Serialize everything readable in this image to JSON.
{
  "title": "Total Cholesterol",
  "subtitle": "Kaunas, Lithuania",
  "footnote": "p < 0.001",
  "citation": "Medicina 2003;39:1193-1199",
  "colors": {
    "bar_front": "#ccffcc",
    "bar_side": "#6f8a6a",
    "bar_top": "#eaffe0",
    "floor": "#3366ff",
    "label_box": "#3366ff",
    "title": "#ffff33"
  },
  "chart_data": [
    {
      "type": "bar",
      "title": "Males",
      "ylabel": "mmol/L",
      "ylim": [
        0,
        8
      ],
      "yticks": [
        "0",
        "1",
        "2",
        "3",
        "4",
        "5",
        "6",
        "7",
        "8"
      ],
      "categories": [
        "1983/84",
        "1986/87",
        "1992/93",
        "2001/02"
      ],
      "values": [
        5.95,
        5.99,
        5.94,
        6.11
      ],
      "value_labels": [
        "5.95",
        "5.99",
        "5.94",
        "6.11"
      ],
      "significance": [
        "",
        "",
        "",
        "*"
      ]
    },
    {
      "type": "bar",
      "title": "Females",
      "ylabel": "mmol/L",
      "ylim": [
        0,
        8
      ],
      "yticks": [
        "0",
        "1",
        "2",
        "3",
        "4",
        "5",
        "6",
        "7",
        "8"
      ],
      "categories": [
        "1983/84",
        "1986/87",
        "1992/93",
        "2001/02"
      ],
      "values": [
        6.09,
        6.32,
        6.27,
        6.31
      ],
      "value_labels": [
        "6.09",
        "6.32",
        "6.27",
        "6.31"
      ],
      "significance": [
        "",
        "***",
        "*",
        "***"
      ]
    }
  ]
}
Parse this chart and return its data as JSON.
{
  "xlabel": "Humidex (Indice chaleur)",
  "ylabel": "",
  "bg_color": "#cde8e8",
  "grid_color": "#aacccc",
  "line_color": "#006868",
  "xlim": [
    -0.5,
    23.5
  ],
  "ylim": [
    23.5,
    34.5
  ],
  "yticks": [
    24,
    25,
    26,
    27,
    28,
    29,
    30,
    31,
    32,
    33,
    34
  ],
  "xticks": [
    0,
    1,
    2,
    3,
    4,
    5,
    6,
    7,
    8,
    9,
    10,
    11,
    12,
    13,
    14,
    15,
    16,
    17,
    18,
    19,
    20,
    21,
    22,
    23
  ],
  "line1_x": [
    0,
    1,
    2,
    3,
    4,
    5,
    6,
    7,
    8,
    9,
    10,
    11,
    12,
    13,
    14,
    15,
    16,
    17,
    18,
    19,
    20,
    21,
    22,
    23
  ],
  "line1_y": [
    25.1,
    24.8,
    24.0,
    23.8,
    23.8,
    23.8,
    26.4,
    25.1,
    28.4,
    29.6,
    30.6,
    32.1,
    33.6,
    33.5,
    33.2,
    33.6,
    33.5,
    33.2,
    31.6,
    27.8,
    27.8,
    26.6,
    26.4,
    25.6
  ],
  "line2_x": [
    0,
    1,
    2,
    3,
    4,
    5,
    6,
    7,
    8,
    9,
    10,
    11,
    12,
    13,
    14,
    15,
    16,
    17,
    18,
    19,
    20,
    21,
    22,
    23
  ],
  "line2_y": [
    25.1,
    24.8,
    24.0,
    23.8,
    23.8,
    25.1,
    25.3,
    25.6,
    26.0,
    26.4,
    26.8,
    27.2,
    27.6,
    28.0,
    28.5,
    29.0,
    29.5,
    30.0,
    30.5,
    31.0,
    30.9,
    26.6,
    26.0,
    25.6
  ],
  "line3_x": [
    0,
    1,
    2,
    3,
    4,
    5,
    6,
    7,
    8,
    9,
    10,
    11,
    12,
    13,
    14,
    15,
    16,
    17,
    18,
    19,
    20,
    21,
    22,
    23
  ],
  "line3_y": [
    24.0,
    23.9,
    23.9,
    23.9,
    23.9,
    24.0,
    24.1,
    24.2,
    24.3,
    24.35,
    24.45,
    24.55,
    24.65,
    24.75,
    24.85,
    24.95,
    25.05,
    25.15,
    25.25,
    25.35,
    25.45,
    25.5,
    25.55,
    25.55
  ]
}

Goal:
From the records above, extract every entry verbatim.

Solution:
Serialize everything readable in this image to JSON.
{
  "title": "Total Cholesterol",
  "subtitle": "Kaunas, Lithuania",
  "footnote": "p < 0.001",
  "citation": "Medicina 2003;39:1193-1199",
  "colors": {
    "bar_front": "#ccffcc",
    "bar_side": "#6f8a6a",
    "bar_top": "#eaffe0",
    "floor": "#3366ff",
    "label_box": "#3366ff",
    "title": "#ffff33"
  },
  "chart_data": [
    {
      "type": "bar",
      "title": "Males",
      "ylabel": "mmol/L",
      "ylim": [
        0,
        8
      ],
      "yticks": [
        "0",
        "1",
        "2",
        "3",
        "4",
        "5",
        "6",
        "7",
        "8"
      ],
      "categories": [
        "1983/84",
        "1986/87",
        "1992/93",
        "2001/02"
      ],
      "values": [
        5.95,
        5.99,
        5.94,
        6.11
      ],
      "value_labels": [
        "5.95",
        "5.99",
        "5.94",
        "6.11"
      ],
      "significance": [
        "",
        "",
        "",
        "*"
      ]
    },
    {
      "type": "bar",
      "title": "Females",
      "ylabel": "mmol/L",
      "ylim": [
        0,
        8
      ],
      "yticks": [
        "0",
        "1",
        "2",
        "3",
        "4",
        "5",
        "6",
        "7",
        "8"
      ],
      "categories": [
        "1983/84",
        "1986/87",
        "1992/93",
        "2001/02"
      ],
      "values": [
        6.09,
        6.32,
        6.27,
        6.31
      ],
      "value_labels": [
        "6.09",
        "6.32",
        "6.27",
        "6.31"
      ],
      "significance": [
        "",
        "***",
        "*",
        "***"
      ]
    }
  ]
}
Parse this chart and return its data as JSON.
{
  "xlabel": "Humidex (Indice chaleur)",
  "ylabel": "",
  "bg_color": "#cde8e8",
  "grid_color": "#aacccc",
  "line_color": "#006868",
  "xlim": [
    -0.5,
    23.5
  ],
  "ylim": [
    23.5,
    34.5
  ],
  "yticks": [
    24,
    25,
    26,
    27,
    28,
    29,
    30,
    31,
    32,
    33,
    34
  ],
  "xticks": [
    0,
    1,
    2,
    3,
    4,
    5,
    6,
    7,
    8,
    9,
    10,
    11,
    12,
    13,
    14,
    15,
    16,
    17,
    18,
    19,
    20,
    21,
    22,
    23
  ],
  "line1_x": [
    0,
    1,
    2,
    3,
    4,
    5,
    6,
    7,
    8,
    9,
    10,
    11,
    12,
    13,
    14,
    15,
    16,
    17,
    18,
    19,
    20,
    21,
    22,
    23
  ],
  "line1_y": [
    25.1,
    24.8,
    24.0,
    23.8,
    23.8,
    23.8,
    26.4,
    25.1,
    28.4,
    29.6,
    30.6,
    32.1,
    33.6,
    33.5,
    33.2,
    33.6,
    33.5,
    33.2,
    31.6,
    27.8,
    27.8,
    26.6,
    26.4,
    25.6
  ],
  "line2_x": [
    0,
    1,
    2,
    3,
    4,
    5,
    6,
    7,
    8,
    9,
    10,
    11,
    12,
    13,
    14,
    15,
    16,
    17,
    18,
    19,
    20,
    21,
    22,
    23
  ],
  "line2_y": [
    25.1,
    24.8,
    24.0,
    23.8,
    23.8,
    25.1,
    25.3,
    25.6,
    26.0,
    26.4,
    26.8,
    27.2,
    27.6,
    28.0,
    28.5,
    29.0,
    29.5,
    30.0,
    30.5,
    31.0,
    30.9,
    26.6,
    26.0,
    25.6
  ],
  "line3_x": [
    0,
    1,
    2,
    3,
    4,
    5,
    6,
    7,
    8,
    9,
    10,
    11,
    12,
    13,
    14,
    15,
    16,
    17,
    18,
    19,
    20,
    21,
    22,
    23
  ],
  "line3_y": [
    24.0,
    23.9,
    23.9,
    23.9,
    23.9,
    24.0,
    24.1,
    24.2,
    24.3,
    24.35,
    24.45,
    24.55,
    24.65,
    24.75,
    24.85,
    24.95,
    25.05,
    25.15,
    25.25,
    25.35,
    25.45,
    25.5,
    25.55,
    25.55
  ]
}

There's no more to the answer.